Dataset content
# # # # #
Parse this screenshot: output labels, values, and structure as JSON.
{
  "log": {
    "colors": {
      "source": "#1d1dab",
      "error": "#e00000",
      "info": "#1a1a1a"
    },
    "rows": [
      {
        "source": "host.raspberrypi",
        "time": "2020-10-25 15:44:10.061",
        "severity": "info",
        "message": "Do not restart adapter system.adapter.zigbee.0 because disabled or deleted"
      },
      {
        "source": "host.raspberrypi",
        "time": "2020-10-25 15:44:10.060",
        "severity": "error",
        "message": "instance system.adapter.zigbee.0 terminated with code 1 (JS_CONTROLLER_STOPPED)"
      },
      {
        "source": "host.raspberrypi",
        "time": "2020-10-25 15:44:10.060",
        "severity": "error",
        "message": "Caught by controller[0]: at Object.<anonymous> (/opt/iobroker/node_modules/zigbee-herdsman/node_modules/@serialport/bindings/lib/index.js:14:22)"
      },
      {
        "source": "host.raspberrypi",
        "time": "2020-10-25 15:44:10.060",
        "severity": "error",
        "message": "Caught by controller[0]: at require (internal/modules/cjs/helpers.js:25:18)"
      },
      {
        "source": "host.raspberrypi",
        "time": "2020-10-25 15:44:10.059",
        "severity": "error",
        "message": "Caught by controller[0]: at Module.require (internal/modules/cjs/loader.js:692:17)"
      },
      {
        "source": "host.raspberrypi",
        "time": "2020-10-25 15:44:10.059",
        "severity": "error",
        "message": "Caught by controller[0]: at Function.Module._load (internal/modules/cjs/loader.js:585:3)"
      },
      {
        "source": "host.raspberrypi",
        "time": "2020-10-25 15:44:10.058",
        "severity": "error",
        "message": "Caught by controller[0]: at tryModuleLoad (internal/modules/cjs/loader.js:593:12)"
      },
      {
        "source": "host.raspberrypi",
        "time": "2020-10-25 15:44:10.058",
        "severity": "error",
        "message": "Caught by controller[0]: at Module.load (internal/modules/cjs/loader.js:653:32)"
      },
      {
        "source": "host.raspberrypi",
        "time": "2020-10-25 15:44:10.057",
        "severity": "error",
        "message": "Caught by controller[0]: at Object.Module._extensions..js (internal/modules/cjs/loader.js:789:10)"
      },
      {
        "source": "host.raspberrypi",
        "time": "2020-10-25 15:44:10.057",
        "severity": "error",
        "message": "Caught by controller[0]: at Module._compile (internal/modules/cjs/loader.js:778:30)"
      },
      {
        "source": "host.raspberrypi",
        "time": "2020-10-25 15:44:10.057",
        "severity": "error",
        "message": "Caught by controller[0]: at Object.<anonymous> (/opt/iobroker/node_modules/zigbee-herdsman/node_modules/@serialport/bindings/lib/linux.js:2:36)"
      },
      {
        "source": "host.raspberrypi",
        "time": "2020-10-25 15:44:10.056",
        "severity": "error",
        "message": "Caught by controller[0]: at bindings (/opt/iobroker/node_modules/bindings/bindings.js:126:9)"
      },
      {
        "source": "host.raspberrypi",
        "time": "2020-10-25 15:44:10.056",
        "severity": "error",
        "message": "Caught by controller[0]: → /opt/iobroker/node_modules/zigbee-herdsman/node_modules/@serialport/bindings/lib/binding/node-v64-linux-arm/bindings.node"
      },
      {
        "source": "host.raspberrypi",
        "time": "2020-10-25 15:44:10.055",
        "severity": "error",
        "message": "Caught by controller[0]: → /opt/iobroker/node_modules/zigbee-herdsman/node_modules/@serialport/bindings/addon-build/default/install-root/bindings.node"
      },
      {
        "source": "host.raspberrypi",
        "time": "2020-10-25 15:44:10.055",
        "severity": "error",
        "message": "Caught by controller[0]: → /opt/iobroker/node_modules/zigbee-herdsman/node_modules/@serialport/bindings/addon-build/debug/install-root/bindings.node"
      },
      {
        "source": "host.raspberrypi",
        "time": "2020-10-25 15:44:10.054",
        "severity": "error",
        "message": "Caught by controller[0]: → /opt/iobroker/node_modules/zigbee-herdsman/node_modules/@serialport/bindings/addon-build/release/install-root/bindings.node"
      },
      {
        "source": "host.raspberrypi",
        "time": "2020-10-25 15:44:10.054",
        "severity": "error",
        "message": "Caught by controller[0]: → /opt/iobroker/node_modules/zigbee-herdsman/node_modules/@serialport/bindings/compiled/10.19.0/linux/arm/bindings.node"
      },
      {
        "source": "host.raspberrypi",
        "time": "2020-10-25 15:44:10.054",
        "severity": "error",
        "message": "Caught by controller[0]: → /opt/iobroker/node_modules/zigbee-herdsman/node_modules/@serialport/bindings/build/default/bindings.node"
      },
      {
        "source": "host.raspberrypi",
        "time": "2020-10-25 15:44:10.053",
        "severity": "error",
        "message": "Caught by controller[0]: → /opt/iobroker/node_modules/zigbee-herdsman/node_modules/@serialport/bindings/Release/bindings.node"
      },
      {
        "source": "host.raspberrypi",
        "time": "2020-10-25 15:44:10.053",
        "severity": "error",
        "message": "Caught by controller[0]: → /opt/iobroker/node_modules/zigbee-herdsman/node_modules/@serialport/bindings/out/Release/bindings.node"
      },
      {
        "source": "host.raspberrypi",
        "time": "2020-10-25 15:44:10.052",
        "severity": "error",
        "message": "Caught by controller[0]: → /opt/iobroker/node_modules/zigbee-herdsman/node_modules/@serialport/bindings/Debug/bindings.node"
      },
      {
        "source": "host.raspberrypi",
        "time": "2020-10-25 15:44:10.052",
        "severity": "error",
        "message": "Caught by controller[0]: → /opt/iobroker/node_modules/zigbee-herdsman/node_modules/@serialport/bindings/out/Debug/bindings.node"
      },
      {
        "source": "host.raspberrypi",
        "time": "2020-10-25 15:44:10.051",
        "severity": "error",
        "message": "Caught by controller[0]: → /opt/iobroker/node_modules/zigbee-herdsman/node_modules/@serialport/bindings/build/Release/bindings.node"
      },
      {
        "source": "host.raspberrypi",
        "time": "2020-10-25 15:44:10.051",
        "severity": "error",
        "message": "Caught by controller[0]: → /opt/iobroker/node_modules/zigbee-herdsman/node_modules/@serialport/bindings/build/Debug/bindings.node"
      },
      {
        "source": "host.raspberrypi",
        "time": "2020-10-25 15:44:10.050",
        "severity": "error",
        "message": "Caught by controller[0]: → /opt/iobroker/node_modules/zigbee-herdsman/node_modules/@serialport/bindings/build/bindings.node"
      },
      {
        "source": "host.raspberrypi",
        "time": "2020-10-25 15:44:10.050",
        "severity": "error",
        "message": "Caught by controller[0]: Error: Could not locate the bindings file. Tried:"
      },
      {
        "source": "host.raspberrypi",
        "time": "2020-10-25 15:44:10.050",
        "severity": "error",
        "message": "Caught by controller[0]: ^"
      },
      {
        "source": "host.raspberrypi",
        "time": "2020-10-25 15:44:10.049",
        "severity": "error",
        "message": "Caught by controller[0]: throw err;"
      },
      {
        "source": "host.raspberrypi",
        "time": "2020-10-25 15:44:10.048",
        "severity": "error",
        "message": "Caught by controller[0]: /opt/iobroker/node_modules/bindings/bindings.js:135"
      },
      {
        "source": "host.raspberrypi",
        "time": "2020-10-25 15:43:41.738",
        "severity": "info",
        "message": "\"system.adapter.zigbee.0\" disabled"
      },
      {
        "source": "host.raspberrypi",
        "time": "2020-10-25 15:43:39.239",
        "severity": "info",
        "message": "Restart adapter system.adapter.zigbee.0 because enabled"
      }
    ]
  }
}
# # # # #
Task instructions
Copy every line of the listing where the word "install" appears.

Task solution
        "message": "Caught by controller[0]: → /opt/iobroker/node_modules/zigbee-herdsman/node_modules/@serialport/bindings/addon-build/default/install-root/bindings.node"
        "message": "Caught by controller[0]: → /opt/iobroker/node_modules/zigbee-herdsman/node_modules/@serialport/bindings/addon-build/debug/install-root/bindings.node"
        "message": "Caught by controller[0]: → /opt/iobroker/node_modules/zigbee-herdsman/node_modules/@serialport/bindings/addon-build/release/install-root/bindings.node"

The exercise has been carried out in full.